DO THIS:
Look through the lines below and extract any with the word "기다리는".

SOURCE DATA:
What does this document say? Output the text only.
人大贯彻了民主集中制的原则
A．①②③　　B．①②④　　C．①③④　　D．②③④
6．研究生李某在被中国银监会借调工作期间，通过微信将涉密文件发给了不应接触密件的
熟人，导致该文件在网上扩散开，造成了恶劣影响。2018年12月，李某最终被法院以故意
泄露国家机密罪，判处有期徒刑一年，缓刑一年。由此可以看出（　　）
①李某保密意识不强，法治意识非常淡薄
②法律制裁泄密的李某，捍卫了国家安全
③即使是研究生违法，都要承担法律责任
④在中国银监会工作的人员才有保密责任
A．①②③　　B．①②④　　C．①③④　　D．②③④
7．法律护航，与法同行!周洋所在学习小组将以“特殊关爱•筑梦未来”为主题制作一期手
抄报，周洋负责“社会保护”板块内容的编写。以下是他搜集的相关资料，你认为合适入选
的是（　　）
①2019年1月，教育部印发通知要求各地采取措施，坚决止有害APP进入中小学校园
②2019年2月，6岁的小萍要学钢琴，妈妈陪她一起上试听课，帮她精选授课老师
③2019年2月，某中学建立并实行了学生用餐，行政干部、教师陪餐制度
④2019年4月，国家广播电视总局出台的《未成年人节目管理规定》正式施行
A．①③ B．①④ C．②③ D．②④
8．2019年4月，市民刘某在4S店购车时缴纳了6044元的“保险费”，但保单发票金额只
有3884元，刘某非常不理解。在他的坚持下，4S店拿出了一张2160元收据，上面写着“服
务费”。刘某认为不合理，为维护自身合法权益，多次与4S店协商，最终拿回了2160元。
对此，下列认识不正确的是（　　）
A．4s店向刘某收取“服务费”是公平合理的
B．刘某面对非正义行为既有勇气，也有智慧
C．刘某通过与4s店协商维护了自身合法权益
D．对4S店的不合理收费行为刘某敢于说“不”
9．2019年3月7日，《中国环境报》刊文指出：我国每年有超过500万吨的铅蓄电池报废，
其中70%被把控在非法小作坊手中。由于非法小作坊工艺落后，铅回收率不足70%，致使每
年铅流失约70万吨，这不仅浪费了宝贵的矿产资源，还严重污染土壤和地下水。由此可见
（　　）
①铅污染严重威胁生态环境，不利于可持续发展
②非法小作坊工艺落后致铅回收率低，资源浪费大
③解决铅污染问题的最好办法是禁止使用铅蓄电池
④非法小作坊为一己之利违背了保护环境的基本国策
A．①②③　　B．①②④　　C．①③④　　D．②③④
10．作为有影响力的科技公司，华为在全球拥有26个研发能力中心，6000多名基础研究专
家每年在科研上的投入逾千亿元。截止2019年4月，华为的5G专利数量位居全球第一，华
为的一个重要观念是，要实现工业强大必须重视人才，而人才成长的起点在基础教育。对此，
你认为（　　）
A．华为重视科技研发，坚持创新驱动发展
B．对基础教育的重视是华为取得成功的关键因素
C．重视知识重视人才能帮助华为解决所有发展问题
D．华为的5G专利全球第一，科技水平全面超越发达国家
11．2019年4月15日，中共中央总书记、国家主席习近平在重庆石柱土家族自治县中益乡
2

==

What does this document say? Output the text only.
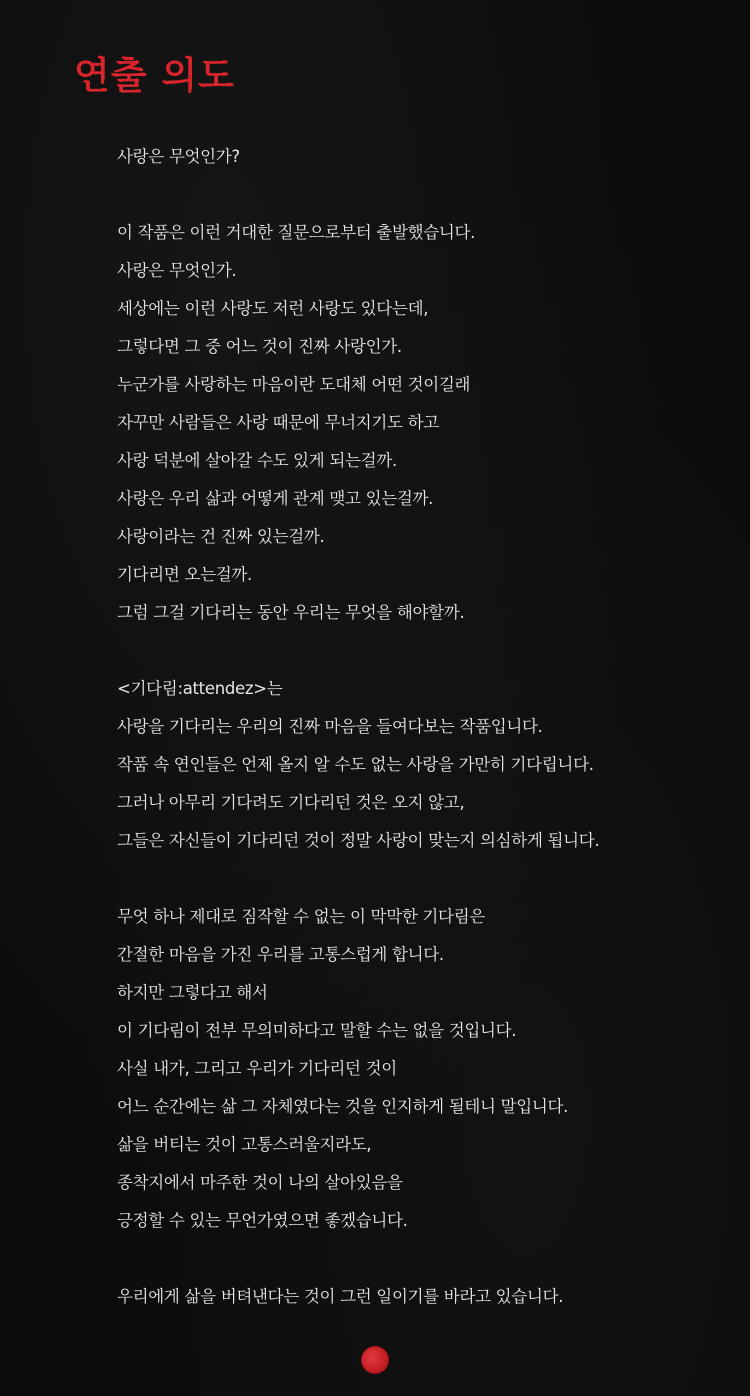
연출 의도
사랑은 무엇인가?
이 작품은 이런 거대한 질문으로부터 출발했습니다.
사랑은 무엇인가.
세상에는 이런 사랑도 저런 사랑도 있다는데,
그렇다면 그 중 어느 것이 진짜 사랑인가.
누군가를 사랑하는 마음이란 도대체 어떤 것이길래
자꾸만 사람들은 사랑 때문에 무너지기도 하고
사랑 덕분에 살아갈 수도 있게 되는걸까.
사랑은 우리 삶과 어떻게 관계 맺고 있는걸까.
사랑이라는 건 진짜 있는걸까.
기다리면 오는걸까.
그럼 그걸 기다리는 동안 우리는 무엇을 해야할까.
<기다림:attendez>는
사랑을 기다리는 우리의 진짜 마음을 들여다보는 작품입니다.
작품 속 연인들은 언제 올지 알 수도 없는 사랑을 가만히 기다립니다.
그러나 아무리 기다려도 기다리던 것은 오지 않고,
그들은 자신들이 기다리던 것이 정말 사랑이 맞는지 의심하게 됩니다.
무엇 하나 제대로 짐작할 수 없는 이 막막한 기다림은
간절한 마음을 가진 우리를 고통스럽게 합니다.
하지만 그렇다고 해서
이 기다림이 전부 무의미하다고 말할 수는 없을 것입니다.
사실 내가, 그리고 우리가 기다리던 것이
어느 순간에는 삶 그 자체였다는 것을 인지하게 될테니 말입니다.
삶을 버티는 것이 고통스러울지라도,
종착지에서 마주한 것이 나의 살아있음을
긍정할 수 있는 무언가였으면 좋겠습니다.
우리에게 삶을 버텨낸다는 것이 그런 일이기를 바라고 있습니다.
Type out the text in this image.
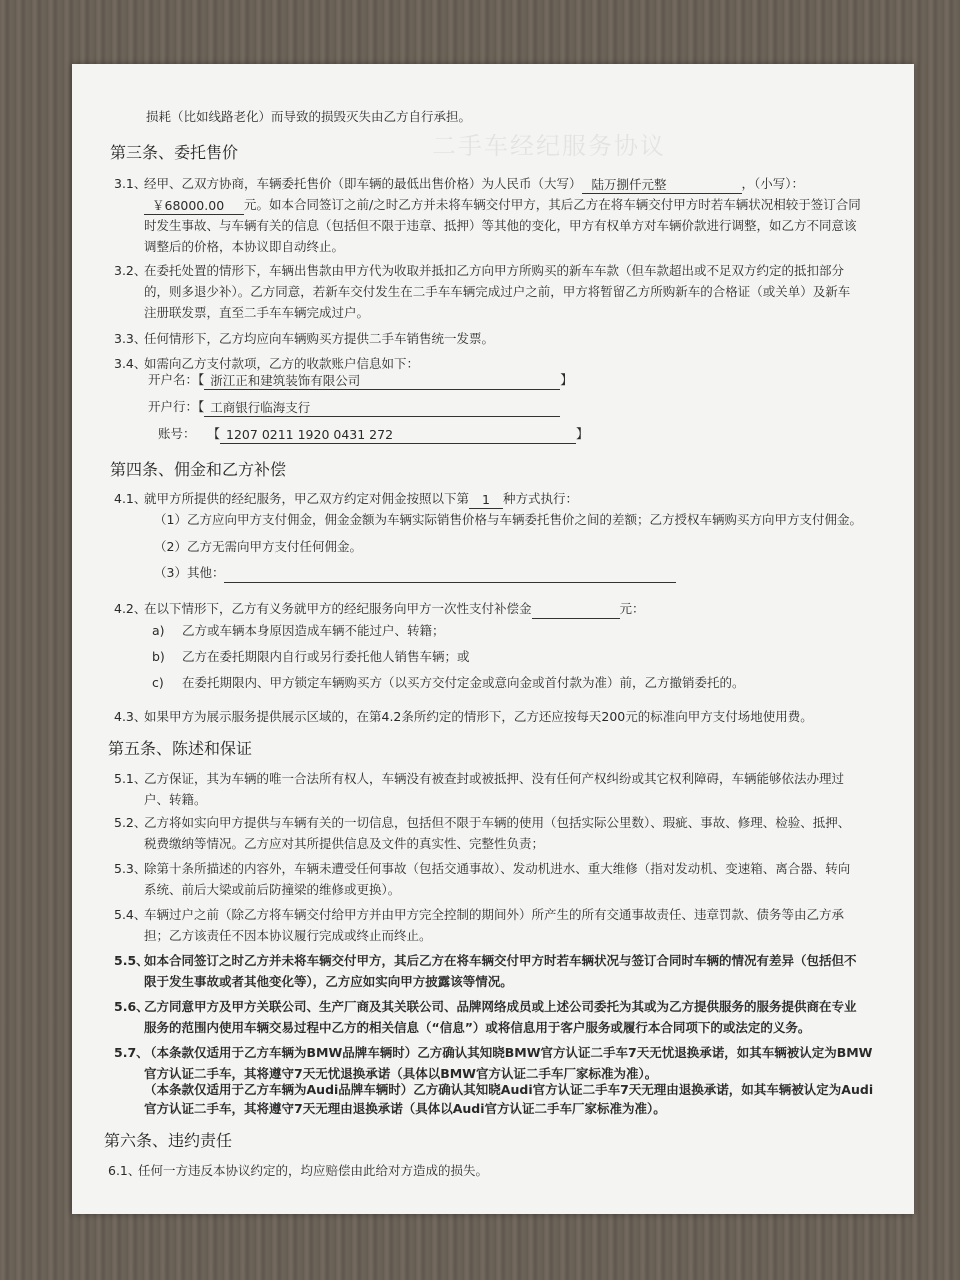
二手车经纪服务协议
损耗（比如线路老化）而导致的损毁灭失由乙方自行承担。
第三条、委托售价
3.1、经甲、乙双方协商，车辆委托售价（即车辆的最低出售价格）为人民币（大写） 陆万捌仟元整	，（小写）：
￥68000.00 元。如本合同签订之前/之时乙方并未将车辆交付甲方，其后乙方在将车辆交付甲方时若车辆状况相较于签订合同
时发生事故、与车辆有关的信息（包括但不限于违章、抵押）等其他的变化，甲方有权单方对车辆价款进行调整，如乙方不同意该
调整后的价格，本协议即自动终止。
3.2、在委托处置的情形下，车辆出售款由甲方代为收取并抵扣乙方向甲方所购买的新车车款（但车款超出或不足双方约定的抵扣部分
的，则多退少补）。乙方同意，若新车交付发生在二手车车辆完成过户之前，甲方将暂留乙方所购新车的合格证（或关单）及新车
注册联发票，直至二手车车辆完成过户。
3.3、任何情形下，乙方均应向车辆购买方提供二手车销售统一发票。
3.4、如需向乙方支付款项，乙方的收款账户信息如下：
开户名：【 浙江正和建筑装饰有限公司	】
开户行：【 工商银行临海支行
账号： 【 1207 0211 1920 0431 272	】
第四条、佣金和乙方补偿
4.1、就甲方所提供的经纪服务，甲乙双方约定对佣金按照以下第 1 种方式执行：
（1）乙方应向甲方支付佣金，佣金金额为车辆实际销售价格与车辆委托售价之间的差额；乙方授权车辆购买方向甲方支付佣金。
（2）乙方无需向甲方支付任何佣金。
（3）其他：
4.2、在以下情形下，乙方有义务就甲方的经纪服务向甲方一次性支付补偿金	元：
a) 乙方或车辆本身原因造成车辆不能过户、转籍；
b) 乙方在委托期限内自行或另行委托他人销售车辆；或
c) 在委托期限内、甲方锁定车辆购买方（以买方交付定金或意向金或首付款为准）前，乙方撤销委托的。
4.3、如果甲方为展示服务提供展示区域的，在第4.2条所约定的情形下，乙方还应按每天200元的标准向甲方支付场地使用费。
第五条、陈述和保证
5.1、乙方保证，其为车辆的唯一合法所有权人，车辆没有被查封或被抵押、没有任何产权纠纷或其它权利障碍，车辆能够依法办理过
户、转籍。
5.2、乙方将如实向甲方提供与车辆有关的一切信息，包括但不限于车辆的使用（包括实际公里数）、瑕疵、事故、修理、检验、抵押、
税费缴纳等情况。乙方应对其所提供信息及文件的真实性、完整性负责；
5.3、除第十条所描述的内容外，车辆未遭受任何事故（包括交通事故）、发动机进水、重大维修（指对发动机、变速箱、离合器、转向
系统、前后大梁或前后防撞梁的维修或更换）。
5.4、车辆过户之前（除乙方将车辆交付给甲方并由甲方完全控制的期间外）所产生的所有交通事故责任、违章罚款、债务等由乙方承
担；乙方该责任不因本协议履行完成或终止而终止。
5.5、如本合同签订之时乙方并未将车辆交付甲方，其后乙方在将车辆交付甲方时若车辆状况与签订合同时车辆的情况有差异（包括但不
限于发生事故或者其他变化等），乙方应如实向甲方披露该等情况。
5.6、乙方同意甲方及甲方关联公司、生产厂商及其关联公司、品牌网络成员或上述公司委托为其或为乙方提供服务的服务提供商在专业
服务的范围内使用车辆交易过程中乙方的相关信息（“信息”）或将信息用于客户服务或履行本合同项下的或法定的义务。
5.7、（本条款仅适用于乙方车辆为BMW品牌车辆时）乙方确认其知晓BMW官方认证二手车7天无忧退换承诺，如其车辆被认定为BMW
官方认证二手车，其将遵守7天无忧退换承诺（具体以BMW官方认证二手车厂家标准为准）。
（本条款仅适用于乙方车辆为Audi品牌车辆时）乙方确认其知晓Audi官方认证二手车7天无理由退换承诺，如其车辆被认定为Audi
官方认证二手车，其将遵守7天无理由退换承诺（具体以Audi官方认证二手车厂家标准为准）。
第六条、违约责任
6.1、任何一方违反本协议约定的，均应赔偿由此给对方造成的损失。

RESPONSE TO THE EXERCISE:
그럼 그걸 기다리는 동안 우리는 무엇을 해야할까.
사랑을 기다리는 우리의 진짜 마음을 들여다보는 작품입니다.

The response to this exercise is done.